Written task
Print the full listing exactly.

Stored data entries:
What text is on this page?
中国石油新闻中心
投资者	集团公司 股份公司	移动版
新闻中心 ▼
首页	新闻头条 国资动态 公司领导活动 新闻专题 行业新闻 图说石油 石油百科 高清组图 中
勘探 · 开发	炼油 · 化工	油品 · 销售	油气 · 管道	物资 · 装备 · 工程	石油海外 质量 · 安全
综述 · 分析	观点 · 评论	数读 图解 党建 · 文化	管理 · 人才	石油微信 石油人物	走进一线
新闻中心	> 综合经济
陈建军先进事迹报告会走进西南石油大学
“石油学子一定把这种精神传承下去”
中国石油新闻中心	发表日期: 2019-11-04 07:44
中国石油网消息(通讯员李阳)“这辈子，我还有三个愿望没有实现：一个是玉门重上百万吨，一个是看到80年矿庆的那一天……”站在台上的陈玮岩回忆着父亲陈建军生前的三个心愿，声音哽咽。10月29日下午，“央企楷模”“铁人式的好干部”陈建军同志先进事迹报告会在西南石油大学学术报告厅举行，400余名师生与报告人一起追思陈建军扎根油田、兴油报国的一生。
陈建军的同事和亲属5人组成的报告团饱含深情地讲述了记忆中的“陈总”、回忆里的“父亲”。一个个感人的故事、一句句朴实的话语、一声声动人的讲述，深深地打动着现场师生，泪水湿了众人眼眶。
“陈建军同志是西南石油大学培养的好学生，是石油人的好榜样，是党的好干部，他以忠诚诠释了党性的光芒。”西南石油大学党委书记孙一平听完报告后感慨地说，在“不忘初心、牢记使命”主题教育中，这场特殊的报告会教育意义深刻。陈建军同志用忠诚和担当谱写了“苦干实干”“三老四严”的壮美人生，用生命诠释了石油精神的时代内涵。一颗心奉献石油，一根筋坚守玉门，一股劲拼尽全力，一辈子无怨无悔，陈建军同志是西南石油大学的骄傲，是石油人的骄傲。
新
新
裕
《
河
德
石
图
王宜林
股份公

Completed exercise
What text is on this page?
中国石油新闻中心
投资者	集团公司 股份公司	移动版
新闻中心 ▼
首页	新闻头条 国资动态 公司领导活动 新闻专题 行业新闻 图说石油 石油百科 高清组图 中
勘探 · 开发	炼油 · 化工	油品 · 销售	油气 · 管道	物资 · 装备 · 工程	石油海外 质量 · 安全
综述 · 分析	观点 · 评论	数读 图解 党建 · 文化	管理 · 人才	石油微信 石油人物	走进一线
新闻中心	> 综合经济
陈建军先进事迹报告会走进西南石油大学
“石油学子一定把这种精神传承下去”
中国石油新闻中心	发表日期: 2019-11-04 07:44
中国石油网消息(通讯员李阳)“这辈子，我还有三个愿望没有实现：一个是玉门重上百万吨，一个是看到80年矿庆的那一天……”站在台上的陈玮岩回忆着父亲陈建军生前的三个心愿，声音哽咽。10月29日下午，“央企楷模”“铁人式的好干部”陈建军同志先进事迹报告会在西南石油大学学术报告厅举行，400余名师生与报告人一起追思陈建军扎根油田、兴油报国的一生。
陈建军的同事和亲属5人组成的报告团饱含深情地讲述了记忆中的“陈总”、回忆里的“父亲”。一个个感人的故事、一句句朴实的话语、一声声动人的讲述，深深地打动着现场师生，泪水湿了众人眼眶。
“陈建军同志是西南石油大学培养的好学生，是石油人的好榜样，是党的好干部，他以忠诚诠释了党性的光芒。”西南石油大学党委书记孙一平听完报告后感慨地说，在“不忘初心、牢记使命”主题教育中，这场特殊的报告会教育意义深刻。陈建军同志用忠诚和担当谱写了“苦干实干”“三老四严”的壮美人生，用生命诠释了石油精神的时代内涵。一颗心奉献石油，一根筋坚守玉门，一股劲拼尽全力，一辈子无怨无悔，陈建军同志是西南石油大学的骄傲，是石油人的骄傲。
新
新
裕
《
河
德
石
图
王宜林
股份公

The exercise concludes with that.